*Your goal*: Copy every entry word for word. Skip the pictures.

*Material supplied*:
━━━━━━━━━━━━━━━━

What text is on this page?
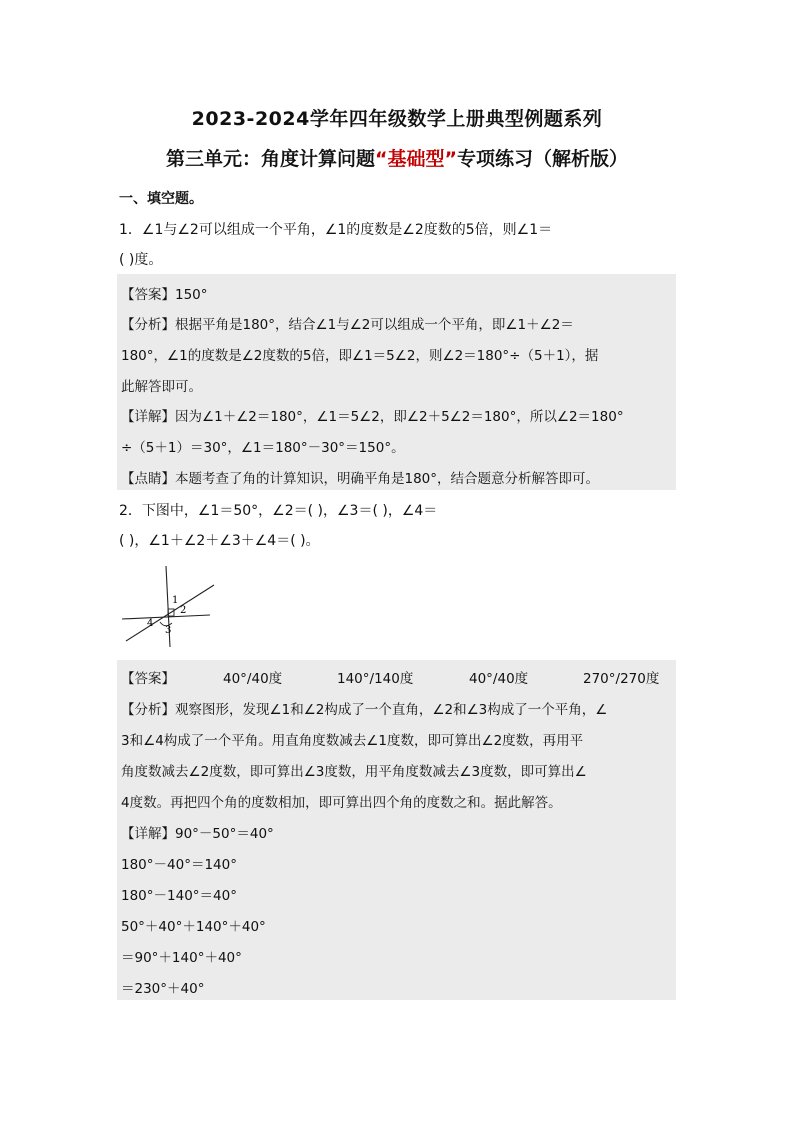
2023-2024学年四年级数学上册典型例题系列
第三单元：角度计算问题“基础型”专项练习（解析版）
一、填空题。
1．∠1与∠2可以组成一个平角，∠1的度数是∠2度数的5倍，则∠1＝
( )度。
【答案】150°
【分析】根据平角是180°，结合∠1与∠2可以组成一个平角，即∠1＋∠2＝
180°，∠1的度数是∠2度数的5倍，即∠1＝5∠2，则∠2＝180°÷（5＋1），据
此解答即可。
【详解】因为∠1＋∠2＝180°，∠1＝5∠2，即∠2＋5∠2＝180°，所以∠2＝180°
÷（5＋1）＝30°，∠1＝180°－30°＝150°。
【点睛】本题考查了角的计算知识，明确平角是180°，结合题意分析解答即可。
2．下图中，∠1＝50°，∠2＝( )，∠3＝( )，∠4＝
( )，∠1＋∠2＋∠3＋∠4＝( )。
1
2
3
4
【答案】	40°/40度	140°/140度	40°/40度	270°/270度
【分析】观察图形，发现∠1和∠2构成了一个直角，∠2和∠3构成了一个平角，∠
3和∠4构成了一个平角。用直角度数减去∠1度数，即可算出∠2度数，再用平
角度数减去∠2度数，即可算出∠3度数，用平角度数减去∠3度数，即可算出∠
4度数。再把四个角的度数相加，即可算出四个角的度数之和。据此解答。
【详解】90°－50°＝40°
180°－40°＝140°
180°－140°＝40°
50°＋40°＋140°＋40°
＝90°＋140°＋40°
＝230°＋40°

━━━━━━━━━━━━━━━━

*Solution*:
What text is on this page?
2023-2024学年四年级数学上册典型例题系列
第三单元：角度计算问题“基础型”专项练习（解析版）
一、填空题。
1．∠1与∠2可以组成一个平角，∠1的度数是∠2度数的5倍，则∠1＝
( )度。
【答案】150°
【分析】根据平角是180°，结合∠1与∠2可以组成一个平角，即∠1＋∠2＝
180°，∠1的度数是∠2度数的5倍，即∠1＝5∠2，则∠2＝180°÷（5＋1），据
此解答即可。
【详解】因为∠1＋∠2＝180°，∠1＝5∠2，即∠2＋5∠2＝180°，所以∠2＝180°
÷（5＋1）＝30°，∠1＝180°－30°＝150°。
【点睛】本题考查了角的计算知识，明确平角是180°，结合题意分析解答即可。
2．下图中，∠1＝50°，∠2＝( )，∠3＝( )，∠4＝
( )，∠1＋∠2＋∠3＋∠4＝( )。
1
2
3
4
【答案】	40°/40度	140°/140度	40°/40度	270°/270度
【分析】观察图形，发现∠1和∠2构成了一个直角，∠2和∠3构成了一个平角，∠
3和∠4构成了一个平角。用直角度数减去∠1度数，即可算出∠2度数，再用平
角度数减去∠2度数，即可算出∠3度数，用平角度数减去∠3度数，即可算出∠
4度数。再把四个角的度数相加，即可算出四个角的度数之和。据此解答。
【详解】90°－50°＝40°
180°－40°＝140°
180°－140°＝40°
50°＋40°＋140°＋40°
＝90°＋140°＋40°
＝230°＋40°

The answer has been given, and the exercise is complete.